> **Exercise requirements**:
a) Reproduce a passage from the court decision verbatim. Begin at the words "Questions of law" and stop after "App. P. 21(c).".
b) Name every justice who appears in the court decision.

> **Extract provided**:
Questions of law are reviewed de novo, while factual findings are accorded deference unless those findings are clearly wrong. Syl. Pt. 3, Duff v. Kanawha Cnty. Comm’n, No. 23-43, 2024 WL 1715166 (W. Va. Apr. 22, 2024). Upon consideration of the record and briefs, we find no reversible error and therefore summarily affirm. See W. Va. R. App. P. 21(c).
Affirmed.
1 The petitioner is represented by counsel Reginald D. Henry, and the respondent is represented by counsel Steven K. Wellman and James W. Heslep. 2 The Intermediate Court of Appeals, not the Workers’ Compensation Board of Review, reviewed the Office of Judges’ decision in this case because the Office of Judges’ order was entered during the transfer to the reconstituted Board of Review. See W. Va. Code § 23-5-8a(a) (transferring powers and duties of Office of Judges to Board of Review). 1 ISSUED: June 12, 2024
CONCURRED IN BY:
Chief Justice Tim Armstead Justice Elizabeth D. Walker Justice C. Haley Bunn
DISSENTING:
Justice John A. Hutchison Justice William R. Wooton
Hutchison, Justice, dissenting:
I dissent to the majority’s resolution of this case. I would have set this case for oral argument to thoroughly address the error alleged in this appeal. Having reviewed the parties’ briefs and the issues raised therein, I believe a formal opinion of this Court was warranted, not a memorandum decision. Accordingly, I respectfully dissent.

> **Raw data**:
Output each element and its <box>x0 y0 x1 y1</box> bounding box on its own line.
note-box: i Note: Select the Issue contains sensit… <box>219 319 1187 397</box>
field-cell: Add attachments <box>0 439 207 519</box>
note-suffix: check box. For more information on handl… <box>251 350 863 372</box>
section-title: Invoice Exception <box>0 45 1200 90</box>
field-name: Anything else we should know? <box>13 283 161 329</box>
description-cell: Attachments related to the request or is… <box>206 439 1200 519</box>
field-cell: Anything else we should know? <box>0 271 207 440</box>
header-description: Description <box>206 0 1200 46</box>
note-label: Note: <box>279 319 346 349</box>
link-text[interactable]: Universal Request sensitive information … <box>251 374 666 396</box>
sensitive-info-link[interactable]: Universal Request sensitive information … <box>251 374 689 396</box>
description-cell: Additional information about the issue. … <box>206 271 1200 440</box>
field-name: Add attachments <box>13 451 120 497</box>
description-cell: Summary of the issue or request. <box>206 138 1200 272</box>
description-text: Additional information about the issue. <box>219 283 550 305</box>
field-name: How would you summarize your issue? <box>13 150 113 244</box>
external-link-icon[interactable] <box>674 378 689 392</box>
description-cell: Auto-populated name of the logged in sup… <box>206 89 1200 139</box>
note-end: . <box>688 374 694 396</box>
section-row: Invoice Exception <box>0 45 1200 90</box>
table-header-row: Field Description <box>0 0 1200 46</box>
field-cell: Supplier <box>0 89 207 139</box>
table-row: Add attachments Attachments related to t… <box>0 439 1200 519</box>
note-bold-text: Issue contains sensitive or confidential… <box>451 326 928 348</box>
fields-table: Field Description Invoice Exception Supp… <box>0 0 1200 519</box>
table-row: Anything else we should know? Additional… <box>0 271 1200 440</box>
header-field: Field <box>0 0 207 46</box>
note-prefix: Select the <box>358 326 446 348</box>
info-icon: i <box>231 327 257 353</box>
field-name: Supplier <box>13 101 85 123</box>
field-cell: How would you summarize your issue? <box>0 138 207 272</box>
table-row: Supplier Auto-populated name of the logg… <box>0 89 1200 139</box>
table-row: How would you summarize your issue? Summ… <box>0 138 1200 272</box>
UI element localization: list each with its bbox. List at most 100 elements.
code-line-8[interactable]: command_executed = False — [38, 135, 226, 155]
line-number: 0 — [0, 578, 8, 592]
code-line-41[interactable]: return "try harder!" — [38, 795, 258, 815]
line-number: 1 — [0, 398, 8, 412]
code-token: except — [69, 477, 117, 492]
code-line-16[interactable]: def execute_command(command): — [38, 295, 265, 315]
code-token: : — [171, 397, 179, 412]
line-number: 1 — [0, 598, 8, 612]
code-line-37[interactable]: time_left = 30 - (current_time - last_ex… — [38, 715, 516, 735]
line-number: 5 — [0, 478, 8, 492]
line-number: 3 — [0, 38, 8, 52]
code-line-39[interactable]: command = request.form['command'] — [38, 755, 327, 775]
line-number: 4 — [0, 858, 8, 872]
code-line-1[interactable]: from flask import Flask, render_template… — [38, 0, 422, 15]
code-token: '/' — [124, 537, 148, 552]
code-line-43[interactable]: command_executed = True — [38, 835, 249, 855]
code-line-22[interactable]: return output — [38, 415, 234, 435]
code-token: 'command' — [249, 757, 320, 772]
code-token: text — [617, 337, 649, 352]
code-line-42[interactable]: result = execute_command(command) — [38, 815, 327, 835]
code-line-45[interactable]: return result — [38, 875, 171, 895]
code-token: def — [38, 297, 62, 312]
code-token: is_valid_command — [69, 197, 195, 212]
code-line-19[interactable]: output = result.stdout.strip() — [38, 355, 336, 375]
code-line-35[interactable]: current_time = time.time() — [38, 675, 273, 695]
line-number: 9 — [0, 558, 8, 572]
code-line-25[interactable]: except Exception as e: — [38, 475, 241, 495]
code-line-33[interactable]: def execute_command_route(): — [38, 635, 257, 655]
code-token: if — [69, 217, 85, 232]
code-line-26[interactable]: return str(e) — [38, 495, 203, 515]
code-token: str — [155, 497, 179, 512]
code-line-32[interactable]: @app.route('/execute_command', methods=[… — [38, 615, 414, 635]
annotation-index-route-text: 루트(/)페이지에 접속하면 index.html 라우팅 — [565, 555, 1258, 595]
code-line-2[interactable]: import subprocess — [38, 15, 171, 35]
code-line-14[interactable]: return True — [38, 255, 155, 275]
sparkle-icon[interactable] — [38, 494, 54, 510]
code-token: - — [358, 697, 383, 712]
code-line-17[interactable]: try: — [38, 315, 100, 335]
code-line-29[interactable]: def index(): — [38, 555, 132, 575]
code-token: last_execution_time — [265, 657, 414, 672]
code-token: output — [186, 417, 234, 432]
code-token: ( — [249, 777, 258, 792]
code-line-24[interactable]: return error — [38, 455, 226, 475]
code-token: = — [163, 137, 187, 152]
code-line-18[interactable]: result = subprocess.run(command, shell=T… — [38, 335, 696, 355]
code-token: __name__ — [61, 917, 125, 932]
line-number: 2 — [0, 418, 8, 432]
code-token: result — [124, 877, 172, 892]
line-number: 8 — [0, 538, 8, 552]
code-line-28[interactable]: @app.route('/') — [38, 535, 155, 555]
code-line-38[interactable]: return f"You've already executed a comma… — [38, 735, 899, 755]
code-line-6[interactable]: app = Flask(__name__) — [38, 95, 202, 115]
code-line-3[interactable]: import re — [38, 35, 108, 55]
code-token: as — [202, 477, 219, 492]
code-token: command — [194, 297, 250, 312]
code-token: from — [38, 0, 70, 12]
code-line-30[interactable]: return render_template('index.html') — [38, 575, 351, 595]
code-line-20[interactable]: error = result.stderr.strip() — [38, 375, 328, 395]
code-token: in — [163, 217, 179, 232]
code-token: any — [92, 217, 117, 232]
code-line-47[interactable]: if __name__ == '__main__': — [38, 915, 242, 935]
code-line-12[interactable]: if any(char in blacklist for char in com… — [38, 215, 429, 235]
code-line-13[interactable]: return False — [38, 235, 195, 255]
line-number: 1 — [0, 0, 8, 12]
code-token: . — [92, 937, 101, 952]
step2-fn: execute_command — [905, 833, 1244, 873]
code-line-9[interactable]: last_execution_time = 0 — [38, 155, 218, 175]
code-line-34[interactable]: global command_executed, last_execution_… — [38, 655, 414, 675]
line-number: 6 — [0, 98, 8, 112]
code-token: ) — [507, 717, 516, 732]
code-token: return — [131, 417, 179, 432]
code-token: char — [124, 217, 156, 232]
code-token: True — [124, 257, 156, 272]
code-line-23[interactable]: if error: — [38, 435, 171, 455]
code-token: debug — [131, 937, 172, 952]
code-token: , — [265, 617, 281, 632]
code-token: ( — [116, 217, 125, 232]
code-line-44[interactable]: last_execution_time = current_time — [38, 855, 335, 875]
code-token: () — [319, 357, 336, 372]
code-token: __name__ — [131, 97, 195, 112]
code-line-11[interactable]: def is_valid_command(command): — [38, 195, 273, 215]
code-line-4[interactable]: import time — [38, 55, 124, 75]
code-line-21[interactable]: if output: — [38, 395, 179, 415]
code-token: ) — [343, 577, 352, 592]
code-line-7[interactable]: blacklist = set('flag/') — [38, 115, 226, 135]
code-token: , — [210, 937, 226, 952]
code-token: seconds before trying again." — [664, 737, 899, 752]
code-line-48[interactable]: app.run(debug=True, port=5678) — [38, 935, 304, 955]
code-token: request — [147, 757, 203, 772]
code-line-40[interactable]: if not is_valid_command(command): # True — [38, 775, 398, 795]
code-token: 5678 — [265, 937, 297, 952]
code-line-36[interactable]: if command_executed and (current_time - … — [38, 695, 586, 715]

> **Answers to each task**:
a)
Questions of law are reviewed de novo, while factual findings are accorded deference unless those findings are clearly wrong. Syl. Pt. 3, Duff v. Kanawha Cnty. Comm’n, No. 23-43, 2024 WL 1715166 (W. Va. Apr. 22, 2024). Upon consideration of the record and briefs, we find no reversible error and therefore summarily affirm. See W. Va. R. App. P. 21(c).

b)
Tim Armstead
Elizabeth D. Walker
C. Haley Bunn
John A. Hutchison
William R. Wooton